## Start Stored data

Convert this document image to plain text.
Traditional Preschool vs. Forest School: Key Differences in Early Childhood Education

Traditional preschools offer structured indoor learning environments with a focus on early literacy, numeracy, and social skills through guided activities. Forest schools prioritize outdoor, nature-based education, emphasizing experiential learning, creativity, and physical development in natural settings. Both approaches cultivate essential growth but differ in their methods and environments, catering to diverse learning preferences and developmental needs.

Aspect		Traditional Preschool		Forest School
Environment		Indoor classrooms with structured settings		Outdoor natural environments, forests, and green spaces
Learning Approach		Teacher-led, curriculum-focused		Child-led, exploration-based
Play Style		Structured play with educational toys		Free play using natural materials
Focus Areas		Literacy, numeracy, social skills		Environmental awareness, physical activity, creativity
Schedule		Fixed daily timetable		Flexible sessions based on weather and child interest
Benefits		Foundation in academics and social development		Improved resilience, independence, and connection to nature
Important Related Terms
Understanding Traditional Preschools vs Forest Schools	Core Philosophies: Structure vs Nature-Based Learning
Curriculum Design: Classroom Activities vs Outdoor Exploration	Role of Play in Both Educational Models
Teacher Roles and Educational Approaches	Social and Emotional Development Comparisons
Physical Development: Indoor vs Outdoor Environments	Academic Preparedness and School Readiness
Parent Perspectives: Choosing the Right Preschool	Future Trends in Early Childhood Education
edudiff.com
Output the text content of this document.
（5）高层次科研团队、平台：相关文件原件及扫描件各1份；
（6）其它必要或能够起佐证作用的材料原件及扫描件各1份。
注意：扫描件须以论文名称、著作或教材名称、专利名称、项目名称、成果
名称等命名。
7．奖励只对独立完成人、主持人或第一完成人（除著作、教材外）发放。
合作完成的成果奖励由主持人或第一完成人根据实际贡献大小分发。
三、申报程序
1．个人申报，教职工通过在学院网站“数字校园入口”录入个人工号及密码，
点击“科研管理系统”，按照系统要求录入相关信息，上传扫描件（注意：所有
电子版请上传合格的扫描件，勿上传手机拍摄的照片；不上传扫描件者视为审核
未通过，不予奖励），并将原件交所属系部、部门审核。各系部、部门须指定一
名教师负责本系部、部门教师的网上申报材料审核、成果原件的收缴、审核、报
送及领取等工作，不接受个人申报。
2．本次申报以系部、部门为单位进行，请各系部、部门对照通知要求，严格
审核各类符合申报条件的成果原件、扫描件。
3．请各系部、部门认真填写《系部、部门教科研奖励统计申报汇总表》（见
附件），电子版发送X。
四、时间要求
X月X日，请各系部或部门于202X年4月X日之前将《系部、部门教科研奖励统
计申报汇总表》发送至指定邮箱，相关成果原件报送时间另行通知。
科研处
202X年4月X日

## End Stored data

Everything from the line containing "Output the text content of this document." through the final line of the listing, inclusive, must be reproduced exactly; leave out the rest.

▶ Answer:
Output the text content of this document.
（5）高层次科研团队、平台：相关文件原件及扫描件各1份；
（6）其它必要或能够起佐证作用的材料原件及扫描件各1份。
注意：扫描件须以论文名称、著作或教材名称、专利名称、项目名称、成果
名称等命名。
7．奖励只对独立完成人、主持人或第一完成人（除著作、教材外）发放。
合作完成的成果奖励由主持人或第一完成人根据实际贡献大小分发。
三、申报程序
1．个人申报，教职工通过在学院网站“数字校园入口”录入个人工号及密码，
点击“科研管理系统”，按照系统要求录入相关信息，上传扫描件（注意：所有
电子版请上传合格的扫描件，勿上传手机拍摄的照片；不上传扫描件者视为审核
未通过，不予奖励），并将原件交所属系部、部门审核。各系部、部门须指定一
名教师负责本系部、部门教师的网上申报材料审核、成果原件的收缴、审核、报
送及领取等工作，不接受个人申报。
2．本次申报以系部、部门为单位进行，请各系部、部门对照通知要求，严格
审核各类符合申报条件的成果原件、扫描件。
3．请各系部、部门认真填写《系部、部门教科研奖励统计申报汇总表》（见
附件），电子版发送X。
四、时间要求
X月X日，请各系部或部门于202X年4月X日之前将《系部、部门教科研奖励统
计申报汇总表》发送至指定邮箱，相关成果原件报送时间另行通知。
科研处
202X年4月X日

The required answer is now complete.